§ Exercise goal:
Omit the pictures and return every entry exactly as written.

§ Input data:

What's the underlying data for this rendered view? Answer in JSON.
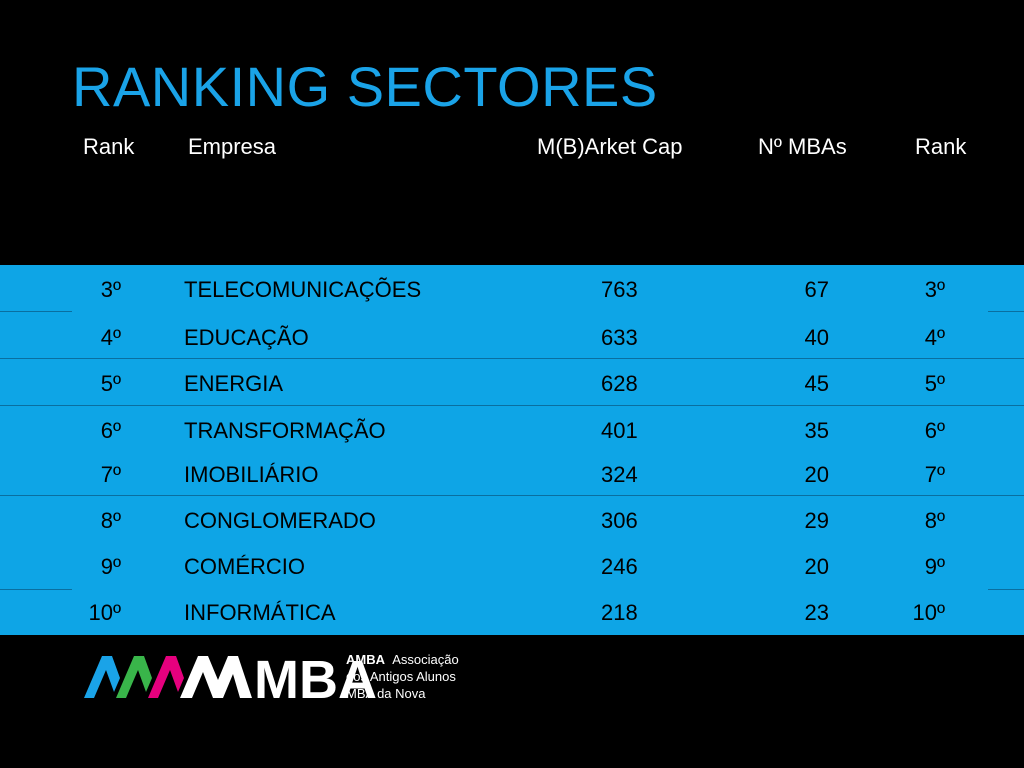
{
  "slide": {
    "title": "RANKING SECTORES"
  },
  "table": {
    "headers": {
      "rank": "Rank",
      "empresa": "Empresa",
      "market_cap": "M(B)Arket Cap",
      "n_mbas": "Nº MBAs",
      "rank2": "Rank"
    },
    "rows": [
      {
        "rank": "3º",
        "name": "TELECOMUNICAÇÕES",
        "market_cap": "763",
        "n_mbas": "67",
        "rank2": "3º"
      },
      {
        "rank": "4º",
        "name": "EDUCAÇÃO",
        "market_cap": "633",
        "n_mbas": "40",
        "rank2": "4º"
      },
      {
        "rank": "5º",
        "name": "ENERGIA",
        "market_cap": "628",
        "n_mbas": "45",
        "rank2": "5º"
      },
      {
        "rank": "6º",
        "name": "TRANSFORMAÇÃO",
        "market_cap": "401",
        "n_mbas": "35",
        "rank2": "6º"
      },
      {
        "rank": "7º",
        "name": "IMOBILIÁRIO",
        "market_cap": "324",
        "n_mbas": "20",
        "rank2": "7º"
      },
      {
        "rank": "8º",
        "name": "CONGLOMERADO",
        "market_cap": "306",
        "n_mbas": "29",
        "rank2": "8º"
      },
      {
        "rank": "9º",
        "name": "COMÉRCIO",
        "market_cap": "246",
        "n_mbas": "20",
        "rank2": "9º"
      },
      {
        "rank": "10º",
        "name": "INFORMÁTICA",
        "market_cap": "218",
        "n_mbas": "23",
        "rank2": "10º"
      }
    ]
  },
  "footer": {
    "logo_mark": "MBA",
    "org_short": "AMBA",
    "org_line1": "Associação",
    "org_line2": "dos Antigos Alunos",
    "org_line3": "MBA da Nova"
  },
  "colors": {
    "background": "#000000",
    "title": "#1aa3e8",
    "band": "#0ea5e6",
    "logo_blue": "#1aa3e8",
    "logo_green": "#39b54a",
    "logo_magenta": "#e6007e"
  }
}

§ Complete output:
What's the underlying data for this rendered view? Answer in JSON.
{
  "slide": {
    "title": "RANKING SECTORES"
  },
  "table": {
    "headers": {
      "rank": "Rank",
      "empresa": "Empresa",
      "market_cap": "M(B)Arket Cap",
      "n_mbas": "Nº MBAs",
      "rank2": "Rank"
    },
    "rows": [
      {
        "rank": "3º",
        "name": "TELECOMUNICAÇÕES",
        "market_cap": "763",
        "n_mbas": "67",
        "rank2": "3º"
      },
      {
        "rank": "4º",
        "name": "EDUCAÇÃO",
        "market_cap": "633",
        "n_mbas": "40",
        "rank2": "4º"
      },
      {
        "rank": "5º",
        "name": "ENERGIA",
        "market_cap": "628",
        "n_mbas": "45",
        "rank2": "5º"
      },
      {
        "rank": "6º",
        "name": "TRANSFORMAÇÃO",
        "market_cap": "401",
        "n_mbas": "35",
        "rank2": "6º"
      },
      {
        "rank": "7º",
        "name": "IMOBILIÁRIO",
        "market_cap": "324",
        "n_mbas": "20",
        "rank2": "7º"
      },
      {
        "rank": "8º",
        "name": "CONGLOMERADO",
        "market_cap": "306",
        "n_mbas": "29",
        "rank2": "8º"
      },
      {
        "rank": "9º",
        "name": "COMÉRCIO",
        "market_cap": "246",
        "n_mbas": "20",
        "rank2": "9º"
      },
      {
        "rank": "10º",
        "name": "INFORMÁTICA",
        "market_cap": "218",
        "n_mbas": "23",
        "rank2": "10º"
      }
    ]
  },
  "footer": {
    "logo_mark": "MBA",
    "org_short": "AMBA",
    "org_line1": "Associação",
    "org_line2": "dos Antigos Alunos",
    "org_line3": "MBA da Nova"
  },
  "colors": {
    "background": "#000000",
    "title": "#1aa3e8",
    "band": "#0ea5e6",
    "logo_blue": "#1aa3e8",
    "logo_green": "#39b54a",
    "logo_magenta": "#e6007e"
  }
}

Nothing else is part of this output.